- Rows

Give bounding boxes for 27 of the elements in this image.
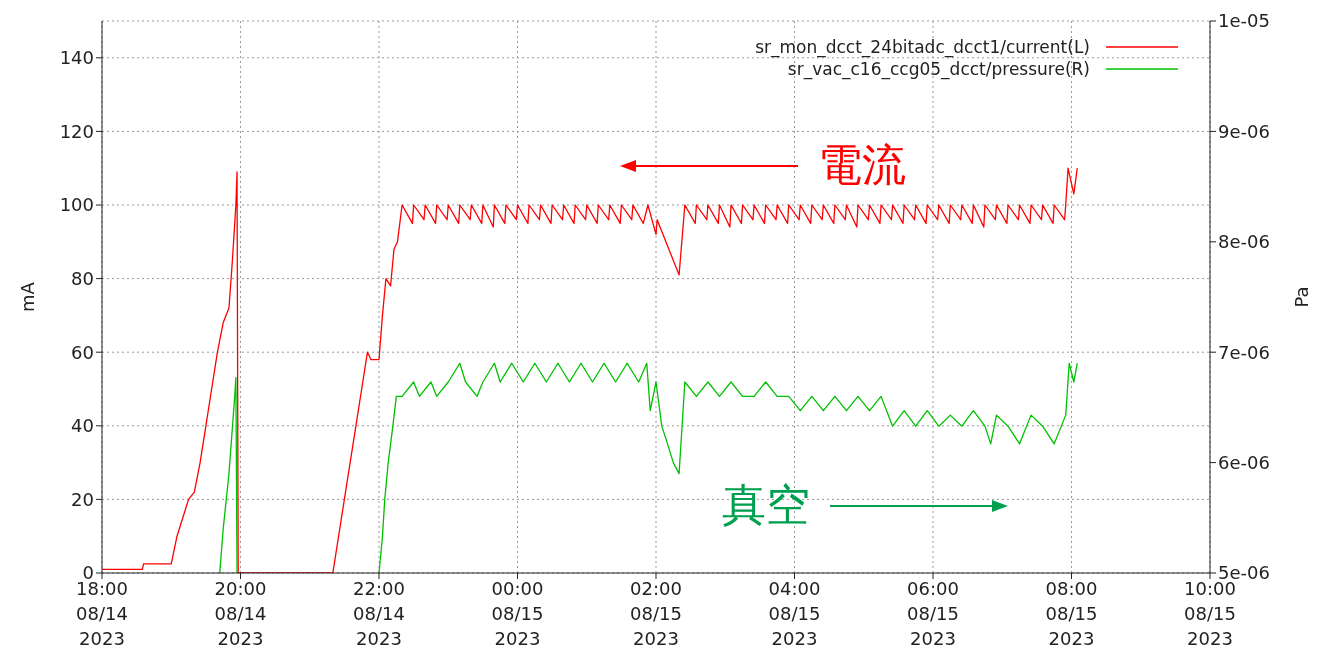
y-tick-label: 140	[59, 47, 94, 69]
x-tick-label: 20:00 08/14 2023	[214, 578, 267, 649]
x-tick-label: 08:00 08/15 2023	[1045, 578, 1098, 649]
y-axis-title: mA	[17, 281, 39, 312]
y-tick-label: 100	[59, 194, 94, 216]
x-tick-label: 06:00 08/15 2023	[907, 578, 959, 649]
y-tick-label: 60	[71, 341, 94, 363]
legend-label: sr_mon_dcct_24bitadc_dcct1/current(L)	[755, 37, 1090, 57]
y-tick-label: 80	[71, 267, 94, 289]
y2-tick-label: 1e-05	[1218, 10, 1270, 32]
y2-tick-label: 7e-06	[1218, 341, 1270, 363]
annotation: 電流	[818, 138, 906, 192]
legend-label: sr_vac_c16_ccg05_dcct/pressure(R)	[787, 59, 1090, 79]
y2-axis-title: Pa	[1291, 286, 1313, 308]
y-tick-label: 120	[59, 120, 94, 142]
annotation: 真空	[722, 478, 810, 532]
x-tick-label: 18:00 08/14 2023	[76, 578, 128, 649]
x-tick-label: 10:00 08/15 2023	[1184, 578, 1236, 649]
y-tick-label: 20	[71, 488, 94, 510]
x-tick-label: 22:00 08/14 2023	[353, 578, 405, 649]
x-tick-label: 00:00 08/15 2023	[491, 578, 544, 649]
y2-tick-label: 6e-06	[1218, 451, 1270, 473]
x-tick-label: 04:00 08/15 2023	[768, 578, 821, 649]
y2-tick-label: 9e-06	[1218, 120, 1270, 142]
y2-tick-label: 8e-06	[1218, 231, 1270, 253]
x-tick-label: 02:00 08/15 2023	[630, 578, 682, 649]
y-tick-label: 40	[71, 415, 94, 437]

- Problem to solve
Rewrite the stretch of rows from the line containing "47, 94, 69]" through the line containing "341, 1270, 363]", changing "x-tick-label" to "x-axis-tick" and leaving everything else unchanged. Output only those lines.

- The solution
y-tick-label: 140	[59, 47, 94, 69]
x-axis-tick: 20:00 08/14 2023	[214, 578, 267, 649]
x-axis-tick: 08:00 08/15 2023	[1045, 578, 1098, 649]
y-axis-title: mA	[17, 281, 39, 312]
y-tick-label: 100	[59, 194, 94, 216]
x-axis-tick: 06:00 08/15 2023	[907, 578, 959, 649]
y-tick-label: 60	[71, 341, 94, 363]
legend-label: sr_mon_dcct_24bitadc_dcct1/current(L)	[755, 37, 1090, 57]
y-tick-label: 80	[71, 267, 94, 289]
y2-tick-label: 1e-05	[1218, 10, 1270, 32]
y2-tick-label: 7e-06	[1218, 341, 1270, 363]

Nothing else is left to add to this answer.